START

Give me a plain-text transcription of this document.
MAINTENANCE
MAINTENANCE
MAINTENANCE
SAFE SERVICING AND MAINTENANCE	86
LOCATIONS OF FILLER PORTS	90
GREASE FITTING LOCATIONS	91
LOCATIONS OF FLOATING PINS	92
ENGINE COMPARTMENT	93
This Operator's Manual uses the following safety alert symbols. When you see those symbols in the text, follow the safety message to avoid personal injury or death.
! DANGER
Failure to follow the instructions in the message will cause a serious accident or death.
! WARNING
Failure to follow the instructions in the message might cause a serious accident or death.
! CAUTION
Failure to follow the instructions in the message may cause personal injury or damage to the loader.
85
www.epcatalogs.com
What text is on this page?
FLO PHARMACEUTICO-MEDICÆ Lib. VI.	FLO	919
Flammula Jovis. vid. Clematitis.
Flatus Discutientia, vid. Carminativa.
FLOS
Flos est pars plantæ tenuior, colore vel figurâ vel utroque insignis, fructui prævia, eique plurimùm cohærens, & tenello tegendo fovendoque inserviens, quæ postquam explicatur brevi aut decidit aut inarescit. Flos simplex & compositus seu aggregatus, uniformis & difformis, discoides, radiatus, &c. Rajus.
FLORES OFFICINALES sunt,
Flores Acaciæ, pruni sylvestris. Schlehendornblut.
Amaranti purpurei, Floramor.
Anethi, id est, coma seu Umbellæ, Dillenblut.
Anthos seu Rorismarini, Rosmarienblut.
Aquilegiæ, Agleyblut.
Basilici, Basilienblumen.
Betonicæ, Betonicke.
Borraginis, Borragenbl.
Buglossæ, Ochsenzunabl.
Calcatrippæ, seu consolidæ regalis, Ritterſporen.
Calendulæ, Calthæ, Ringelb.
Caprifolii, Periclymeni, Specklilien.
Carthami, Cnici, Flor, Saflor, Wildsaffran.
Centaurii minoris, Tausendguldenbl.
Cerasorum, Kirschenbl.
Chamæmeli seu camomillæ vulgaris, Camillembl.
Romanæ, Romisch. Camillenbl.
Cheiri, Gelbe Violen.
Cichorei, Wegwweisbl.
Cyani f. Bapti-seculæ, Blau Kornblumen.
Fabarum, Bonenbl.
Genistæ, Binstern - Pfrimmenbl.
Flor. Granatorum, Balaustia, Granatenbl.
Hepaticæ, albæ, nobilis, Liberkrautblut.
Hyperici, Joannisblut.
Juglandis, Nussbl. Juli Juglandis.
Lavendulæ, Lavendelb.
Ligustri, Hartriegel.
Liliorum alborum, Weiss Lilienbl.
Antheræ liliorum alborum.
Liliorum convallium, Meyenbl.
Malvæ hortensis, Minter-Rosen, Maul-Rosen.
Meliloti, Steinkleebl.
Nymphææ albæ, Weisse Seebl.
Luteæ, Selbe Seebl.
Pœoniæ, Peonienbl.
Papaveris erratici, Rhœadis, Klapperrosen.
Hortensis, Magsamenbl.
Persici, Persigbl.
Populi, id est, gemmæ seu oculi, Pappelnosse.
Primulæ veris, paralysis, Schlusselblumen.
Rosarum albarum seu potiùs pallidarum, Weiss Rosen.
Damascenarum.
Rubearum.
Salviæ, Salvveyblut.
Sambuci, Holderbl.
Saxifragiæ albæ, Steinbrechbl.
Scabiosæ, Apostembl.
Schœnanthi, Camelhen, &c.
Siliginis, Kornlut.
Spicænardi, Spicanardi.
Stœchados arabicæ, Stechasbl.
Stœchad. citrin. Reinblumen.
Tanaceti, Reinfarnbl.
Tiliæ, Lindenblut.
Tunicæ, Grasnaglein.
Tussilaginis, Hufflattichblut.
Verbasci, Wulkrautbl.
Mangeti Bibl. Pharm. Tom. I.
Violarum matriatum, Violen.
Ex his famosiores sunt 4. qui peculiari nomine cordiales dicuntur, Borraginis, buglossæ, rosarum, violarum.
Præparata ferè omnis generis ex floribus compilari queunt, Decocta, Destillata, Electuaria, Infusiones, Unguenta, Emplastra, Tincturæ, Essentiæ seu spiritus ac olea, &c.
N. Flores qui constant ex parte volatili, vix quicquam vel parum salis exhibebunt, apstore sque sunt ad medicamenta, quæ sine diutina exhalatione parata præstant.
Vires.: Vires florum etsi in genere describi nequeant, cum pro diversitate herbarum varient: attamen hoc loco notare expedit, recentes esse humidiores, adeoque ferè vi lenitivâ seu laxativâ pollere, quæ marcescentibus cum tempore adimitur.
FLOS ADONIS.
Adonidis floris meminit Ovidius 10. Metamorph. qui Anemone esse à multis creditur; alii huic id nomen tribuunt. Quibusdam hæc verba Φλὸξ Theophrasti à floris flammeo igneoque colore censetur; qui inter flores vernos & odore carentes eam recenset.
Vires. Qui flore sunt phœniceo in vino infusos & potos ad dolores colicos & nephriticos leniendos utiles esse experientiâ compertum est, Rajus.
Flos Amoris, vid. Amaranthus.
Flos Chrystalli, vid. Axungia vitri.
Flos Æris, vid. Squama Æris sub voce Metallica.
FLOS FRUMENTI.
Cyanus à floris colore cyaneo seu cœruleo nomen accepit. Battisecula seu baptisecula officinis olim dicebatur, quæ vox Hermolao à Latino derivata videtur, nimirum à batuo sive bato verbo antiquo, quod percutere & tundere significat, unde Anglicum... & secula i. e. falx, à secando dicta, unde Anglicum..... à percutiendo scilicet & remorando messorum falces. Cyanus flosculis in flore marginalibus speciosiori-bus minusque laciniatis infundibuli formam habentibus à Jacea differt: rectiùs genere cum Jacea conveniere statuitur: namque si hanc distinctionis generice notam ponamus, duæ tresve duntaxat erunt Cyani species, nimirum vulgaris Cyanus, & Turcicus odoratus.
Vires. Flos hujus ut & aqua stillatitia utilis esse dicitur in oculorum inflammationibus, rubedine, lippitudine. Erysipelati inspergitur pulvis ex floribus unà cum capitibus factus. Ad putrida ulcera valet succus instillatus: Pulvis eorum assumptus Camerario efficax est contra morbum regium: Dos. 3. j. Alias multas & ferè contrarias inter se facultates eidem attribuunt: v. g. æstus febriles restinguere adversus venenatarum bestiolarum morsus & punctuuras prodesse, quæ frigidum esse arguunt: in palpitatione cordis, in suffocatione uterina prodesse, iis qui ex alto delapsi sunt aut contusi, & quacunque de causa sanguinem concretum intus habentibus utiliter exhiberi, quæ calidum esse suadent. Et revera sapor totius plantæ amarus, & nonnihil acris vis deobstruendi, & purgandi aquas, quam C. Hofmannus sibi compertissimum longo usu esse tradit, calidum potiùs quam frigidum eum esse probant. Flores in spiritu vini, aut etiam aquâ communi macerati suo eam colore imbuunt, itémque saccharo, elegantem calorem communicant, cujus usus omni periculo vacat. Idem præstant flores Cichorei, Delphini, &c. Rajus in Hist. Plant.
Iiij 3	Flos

END

▸ Work instructions
Retype the records above exactly.

▸ The output
Give me a plain-text transcription of this document.
MAINTENANCE
MAINTENANCE
MAINTENANCE
SAFE SERVICING AND MAINTENANCE	86
LOCATIONS OF FILLER PORTS	90
GREASE FITTING LOCATIONS	91
LOCATIONS OF FLOATING PINS	92
ENGINE COMPARTMENT	93
This Operator's Manual uses the following safety alert symbols. When you see those symbols in the text, follow the safety message to avoid personal injury or death.
! DANGER
Failure to follow the instructions in the message will cause a serious accident or death.
! WARNING
Failure to follow the instructions in the message might cause a serious accident or death.
! CAUTION
Failure to follow the instructions in the message may cause personal injury or damage to the loader.
85
www.epcatalogs.com
What text is on this page?
FLO PHARMACEUTICO-MEDICÆ Lib. VI.	FLO	919
Flammula Jovis. vid. Clematitis.
Flatus Discutientia, vid. Carminativa.
FLOS
Flos est pars plantæ tenuior, colore vel figurâ vel utroque insignis, fructui prævia, eique plurimùm cohærens, & tenello tegendo fovendoque inserviens, quæ postquam explicatur brevi aut decidit aut inarescit. Flos simplex & compositus seu aggregatus, uniformis & difformis, discoides, radiatus, &c. Rajus.
FLORES OFFICINALES sunt,
Flores Acaciæ, pruni sylvestris. Schlehendornblut.
Amaranti purpurei, Floramor.
Anethi, id est, coma seu Umbellæ, Dillenblut.
Anthos seu Rorismarini, Rosmarienblut.
Aquilegiæ, Agleyblut.
Basilici, Basilienblumen.
Betonicæ, Betonicke.
Borraginis, Borragenbl.
Buglossæ, Ochsenzunabl.
Calcatrippæ, seu consolidæ regalis, Ritterſporen.
Calendulæ, Calthæ, Ringelb.
Caprifolii, Periclymeni, Specklilien.
Carthami, Cnici, Flor, Saflor, Wildsaffran.
Centaurii minoris, Tausendguldenbl.
Cerasorum, Kirschenbl.
Chamæmeli seu camomillæ vulgaris, Camillembl.
Romanæ, Romisch. Camillenbl.
Cheiri, Gelbe Violen.
Cichorei, Wegwweisbl.
Cyani f. Bapti-seculæ, Blau Kornblumen.
Fabarum, Bonenbl.
Genistæ, Binstern - Pfrimmenbl.
Flor. Granatorum, Balaustia, Granatenbl.
Hepaticæ, albæ, nobilis, Liberkrautblut.
Hyperici, Joannisblut.
Juglandis, Nussbl. Juli Juglandis.
Lavendulæ, Lavendelb.
Ligustri, Hartriegel.
Liliorum alborum, Weiss Lilienbl.
Antheræ liliorum alborum.
Liliorum convallium, Meyenbl.
Malvæ hortensis, Minter-Rosen, Maul-Rosen.
Meliloti, Steinkleebl.
Nymphææ albæ, Weisse Seebl.
Luteæ, Selbe Seebl.
Pœoniæ, Peonienbl.
Papaveris erratici, Rhœadis, Klapperrosen.
Hortensis, Magsamenbl.
Persici, Persigbl.
Populi, id est, gemmæ seu oculi, Pappelnosse.
Primulæ veris, paralysis, Schlusselblumen.
Rosarum albarum seu potiùs pallidarum, Weiss Rosen.
Damascenarum.
Rubearum.
Salviæ, Salvveyblut.
Sambuci, Holderbl.
Saxifragiæ albæ, Steinbrechbl.
Scabiosæ, Apostembl.
Schœnanthi, Camelhen, &c.
Siliginis, Kornlut.
Spicænardi, Spicanardi.
Stœchados arabicæ, Stechasbl.
Stœchad. citrin. Reinblumen.
Tanaceti, Reinfarnbl.
Tiliæ, Lindenblut.
Tunicæ, Grasnaglein.
Tussilaginis, Hufflattichblut.
Verbasci, Wulkrautbl.
Mangeti Bibl. Pharm. Tom. I.
Violarum matriatum, Violen.
Ex his famosiores sunt 4. qui peculiari nomine cordiales dicuntur, Borraginis, buglossæ, rosarum, violarum.
Præparata ferè omnis generis ex floribus compilari queunt, Decocta, Destillata, Electuaria, Infusiones, Unguenta, Emplastra, Tincturæ, Essentiæ seu spiritus ac olea, &c.
N. Flores qui constant ex parte volatili, vix quicquam vel parum salis exhibebunt, apstore sque sunt ad medicamenta, quæ sine diutina exhalatione parata præstant.
Vires.: Vires florum etsi in genere describi nequeant, cum pro diversitate herbarum varient: attamen hoc loco notare expedit, recentes esse humidiores, adeoque ferè vi lenitivâ seu laxativâ pollere, quæ marcescentibus cum tempore adimitur.
FLOS ADONIS.
Adonidis floris meminit Ovidius 10. Metamorph. qui Anemone esse à multis creditur; alii huic id nomen tribuunt. Quibusdam hæc verba Φλὸξ Theophrasti à floris flammeo igneoque colore censetur; qui inter flores vernos & odore carentes eam recenset.
Vires. Qui flore sunt phœniceo in vino infusos & potos ad dolores colicos & nephriticos leniendos utiles esse experientiâ compertum est, Rajus.
Flos Amoris, vid. Amaranthus.
Flos Chrystalli, vid. Axungia vitri.
Flos Æris, vid. Squama Æris sub voce Metallica.
FLOS FRUMENTI.
Cyanus à floris colore cyaneo seu cœruleo nomen accepit. Battisecula seu baptisecula officinis olim dicebatur, quæ vox Hermolao à Latino derivata videtur, nimirum à batuo sive bato verbo antiquo, quod percutere & tundere significat, unde Anglicum... & secula i. e. falx, à secando dicta, unde Anglicum..... à percutiendo scilicet & remorando messorum falces. Cyanus flosculis in flore marginalibus speciosiori-bus minusque laciniatis infundibuli formam habentibus à Jacea differt: rectiùs genere cum Jacea conveniere statuitur: namque si hanc distinctionis generice notam ponamus, duæ tresve duntaxat erunt Cyani species, nimirum vulgaris Cyanus, & Turcicus odoratus.
Vires. Flos hujus ut & aqua stillatitia utilis esse dicitur in oculorum inflammationibus, rubedine, lippitudine. Erysipelati inspergitur pulvis ex floribus unà cum capitibus factus. Ad putrida ulcera valet succus instillatus: Pulvis eorum assumptus Camerario efficax est contra morbum regium: Dos. 3. j. Alias multas & ferè contrarias inter se facultates eidem attribuunt: v. g. æstus febriles restinguere adversus venenatarum bestiolarum morsus & punctuuras prodesse, quæ frigidum esse arguunt: in palpitatione cordis, in suffocatione uterina prodesse, iis qui ex alto delapsi sunt aut contusi, & quacunque de causa sanguinem concretum intus habentibus utiliter exhiberi, quæ calidum esse suadent. Et revera sapor totius plantæ amarus, & nonnihil acris vis deobstruendi, & purgandi aquas, quam C. Hofmannus sibi compertissimum longo usu esse tradit, calidum potiùs quam frigidum eum esse probant. Flores in spiritu vini, aut etiam aquâ communi macerati suo eam colore imbuunt, itémque saccharo, elegantem calorem communicant, cujus usus omni periculo vacat. Idem præstant flores Cichorei, Delphini, &c. Rajus in Hist. Plant.
Iiij 3	Flos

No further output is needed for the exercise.